=== THE RECORDS ===
···
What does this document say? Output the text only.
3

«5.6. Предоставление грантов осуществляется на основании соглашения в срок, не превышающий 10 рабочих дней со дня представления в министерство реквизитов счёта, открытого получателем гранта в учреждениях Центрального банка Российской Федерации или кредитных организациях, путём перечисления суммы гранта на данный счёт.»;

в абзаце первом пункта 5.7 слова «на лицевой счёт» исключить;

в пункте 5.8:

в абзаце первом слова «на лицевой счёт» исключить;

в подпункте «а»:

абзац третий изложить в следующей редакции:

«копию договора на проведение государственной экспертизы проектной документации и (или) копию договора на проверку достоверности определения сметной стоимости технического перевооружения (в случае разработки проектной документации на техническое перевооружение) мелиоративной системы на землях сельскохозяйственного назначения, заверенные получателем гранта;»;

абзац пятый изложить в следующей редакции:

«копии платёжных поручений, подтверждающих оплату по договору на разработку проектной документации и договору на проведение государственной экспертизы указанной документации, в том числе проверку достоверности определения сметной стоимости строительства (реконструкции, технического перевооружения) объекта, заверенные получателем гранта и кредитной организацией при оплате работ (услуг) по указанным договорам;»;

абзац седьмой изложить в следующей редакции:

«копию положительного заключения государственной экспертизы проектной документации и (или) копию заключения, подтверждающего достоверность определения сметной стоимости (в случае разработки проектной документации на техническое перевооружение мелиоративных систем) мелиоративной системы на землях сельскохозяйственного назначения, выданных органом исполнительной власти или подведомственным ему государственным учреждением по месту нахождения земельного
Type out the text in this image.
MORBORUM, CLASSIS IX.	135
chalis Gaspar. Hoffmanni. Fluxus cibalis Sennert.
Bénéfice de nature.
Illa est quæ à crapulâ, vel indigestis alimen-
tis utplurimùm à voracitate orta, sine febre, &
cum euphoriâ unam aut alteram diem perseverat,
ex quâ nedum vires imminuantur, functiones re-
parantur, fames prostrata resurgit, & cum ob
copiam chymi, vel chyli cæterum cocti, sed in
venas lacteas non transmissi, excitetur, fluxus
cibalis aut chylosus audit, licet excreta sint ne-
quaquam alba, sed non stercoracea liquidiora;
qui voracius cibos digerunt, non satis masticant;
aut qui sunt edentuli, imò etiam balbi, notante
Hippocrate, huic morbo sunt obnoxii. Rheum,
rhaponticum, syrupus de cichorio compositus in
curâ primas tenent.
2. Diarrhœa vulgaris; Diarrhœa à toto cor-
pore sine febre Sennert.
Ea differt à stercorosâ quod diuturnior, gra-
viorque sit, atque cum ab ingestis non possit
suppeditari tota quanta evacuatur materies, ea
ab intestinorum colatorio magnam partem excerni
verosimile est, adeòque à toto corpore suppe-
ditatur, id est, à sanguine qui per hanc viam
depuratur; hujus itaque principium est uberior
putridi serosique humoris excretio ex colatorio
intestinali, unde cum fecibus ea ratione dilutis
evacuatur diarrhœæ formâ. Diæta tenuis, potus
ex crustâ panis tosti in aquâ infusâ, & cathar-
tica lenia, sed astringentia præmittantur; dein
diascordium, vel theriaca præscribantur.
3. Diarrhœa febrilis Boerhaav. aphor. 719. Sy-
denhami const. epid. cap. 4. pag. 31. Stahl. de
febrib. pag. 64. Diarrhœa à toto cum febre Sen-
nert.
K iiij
···
Set all of the entries down again, exactly as they were given.

What does this document say? Output the text only.
3

«5.6. Предоставление грантов осуществляется на основании соглашения в срок, не превышающий 10 рабочих дней со дня представления в министерство реквизитов счёта, открытого получателем гранта в учреждениях Центрального банка Российской Федерации или кредитных организациях, путём перечисления суммы гранта на данный счёт.»;

в абзаце первом пункта 5.7 слова «на лицевой счёт» исключить;

в пункте 5.8:

в абзаце первом слова «на лицевой счёт» исключить;

в подпункте «а»:

абзац третий изложить в следующей редакции:

«копию договора на проведение государственной экспертизы проектной документации и (или) копию договора на проверку достоверности определения сметной стоимости технического перевооружения (в случае разработки проектной документации на техническое перевооружение) мелиоративной системы на землях сельскохозяйственного назначения, заверенные получателем гранта;»;

абзац пятый изложить в следующей редакции:

«копии платёжных поручений, подтверждающих оплату по договору на разработку проектной документации и договору на проведение государственной экспертизы указанной документации, в том числе проверку достоверности определения сметной стоимости строительства (реконструкции, технического перевооружения) объекта, заверенные получателем гранта и кредитной организацией при оплате работ (услуг) по указанным договорам;»;

абзац седьмой изложить в следующей редакции:

«копию положительного заключения государственной экспертизы проектной документации и (или) копию заключения, подтверждающего достоверность определения сметной стоимости (в случае разработки проектной документации на техническое перевооружение мелиоративных систем) мелиоративной системы на землях сельскохозяйственного назначения, выданных органом исполнительной власти или подведомственным ему государственным учреждением по месту нахождения земельного
Type out the text in this image.
MORBORUM, CLASSIS IX.	135
chalis Gaspar. Hoffmanni. Fluxus cibalis Sennert.
Bénéfice de nature.
Illa est quæ à crapulâ, vel indigestis alimen-
tis utplurimùm à voracitate orta, sine febre, &
cum euphoriâ unam aut alteram diem perseverat,
ex quâ nedum vires imminuantur, functiones re-
parantur, fames prostrata resurgit, & cum ob
copiam chymi, vel chyli cæterum cocti, sed in
venas lacteas non transmissi, excitetur, fluxus
cibalis aut chylosus audit, licet excreta sint ne-
quaquam alba, sed non stercoracea liquidiora;
qui voracius cibos digerunt, non satis masticant;
aut qui sunt edentuli, imò etiam balbi, notante
Hippocrate, huic morbo sunt obnoxii. Rheum,
rhaponticum, syrupus de cichorio compositus in
curâ primas tenent.
2. Diarrhœa vulgaris; Diarrhœa à toto cor-
pore sine febre Sennert.
Ea differt à stercorosâ quod diuturnior, gra-
viorque sit, atque cum ab ingestis non possit
suppeditari tota quanta evacuatur materies, ea
ab intestinorum colatorio magnam partem excerni
verosimile est, adeòque à toto corpore suppe-
ditatur, id est, à sanguine qui per hanc viam
depuratur; hujus itaque principium est uberior
putridi serosique humoris excretio ex colatorio
intestinali, unde cum fecibus ea ratione dilutis
evacuatur diarrhœæ formâ. Diæta tenuis, potus
ex crustâ panis tosti in aquâ infusâ, & cathar-
tica lenia, sed astringentia præmittantur; dein
diascordium, vel theriaca præscribantur.
3. Diarrhœa febrilis Boerhaav. aphor. 719. Sy-
denhami const. epid. cap. 4. pag. 31. Stahl. de
febrib. pag. 64. Diarrhœa à toto cum febre Sen-
nert.
K iiij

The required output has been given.